* Begin Provided data *

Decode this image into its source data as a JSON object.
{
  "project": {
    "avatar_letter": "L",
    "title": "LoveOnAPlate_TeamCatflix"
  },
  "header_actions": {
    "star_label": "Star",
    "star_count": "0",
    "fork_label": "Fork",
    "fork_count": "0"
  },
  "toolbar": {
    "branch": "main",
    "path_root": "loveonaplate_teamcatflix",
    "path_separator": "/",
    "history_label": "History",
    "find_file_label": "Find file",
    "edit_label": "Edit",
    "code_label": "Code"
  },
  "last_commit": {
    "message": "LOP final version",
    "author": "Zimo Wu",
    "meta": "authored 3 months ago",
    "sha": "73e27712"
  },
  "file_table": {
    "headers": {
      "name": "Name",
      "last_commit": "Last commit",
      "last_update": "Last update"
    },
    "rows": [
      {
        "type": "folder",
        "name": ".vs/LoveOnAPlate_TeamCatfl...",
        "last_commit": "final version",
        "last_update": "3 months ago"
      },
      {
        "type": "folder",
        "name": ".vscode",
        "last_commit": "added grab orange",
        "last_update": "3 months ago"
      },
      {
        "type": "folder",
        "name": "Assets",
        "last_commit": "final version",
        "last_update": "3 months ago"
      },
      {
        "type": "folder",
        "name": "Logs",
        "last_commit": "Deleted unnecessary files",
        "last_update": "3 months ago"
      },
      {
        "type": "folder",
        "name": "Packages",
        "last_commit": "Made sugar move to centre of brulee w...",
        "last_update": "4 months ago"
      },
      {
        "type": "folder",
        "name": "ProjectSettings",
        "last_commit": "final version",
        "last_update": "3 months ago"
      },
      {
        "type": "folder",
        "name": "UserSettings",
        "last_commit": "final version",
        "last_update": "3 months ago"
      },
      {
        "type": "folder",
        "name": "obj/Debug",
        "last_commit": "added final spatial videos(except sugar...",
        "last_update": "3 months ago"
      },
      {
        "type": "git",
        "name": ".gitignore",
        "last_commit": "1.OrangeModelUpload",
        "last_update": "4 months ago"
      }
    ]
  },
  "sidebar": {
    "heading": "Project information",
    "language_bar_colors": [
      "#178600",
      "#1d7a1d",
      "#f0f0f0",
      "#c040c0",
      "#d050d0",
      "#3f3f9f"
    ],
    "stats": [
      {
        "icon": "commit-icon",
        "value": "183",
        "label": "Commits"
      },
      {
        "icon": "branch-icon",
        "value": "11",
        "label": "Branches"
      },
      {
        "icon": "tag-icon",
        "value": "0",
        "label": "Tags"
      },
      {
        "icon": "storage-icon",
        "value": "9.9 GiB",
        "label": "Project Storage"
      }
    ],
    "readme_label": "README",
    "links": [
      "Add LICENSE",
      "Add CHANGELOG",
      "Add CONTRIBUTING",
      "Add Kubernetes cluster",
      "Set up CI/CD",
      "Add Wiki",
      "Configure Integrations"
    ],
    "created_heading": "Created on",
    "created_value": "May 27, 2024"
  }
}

* End Provided data *

Short problem. Using the listing above, return all lines where the word "sugar" occurs.

Solution to this task.
        "last_commit": "Made sugar move to centre of brulee w...",
        "last_commit": "added final spatial videos(except sugar...",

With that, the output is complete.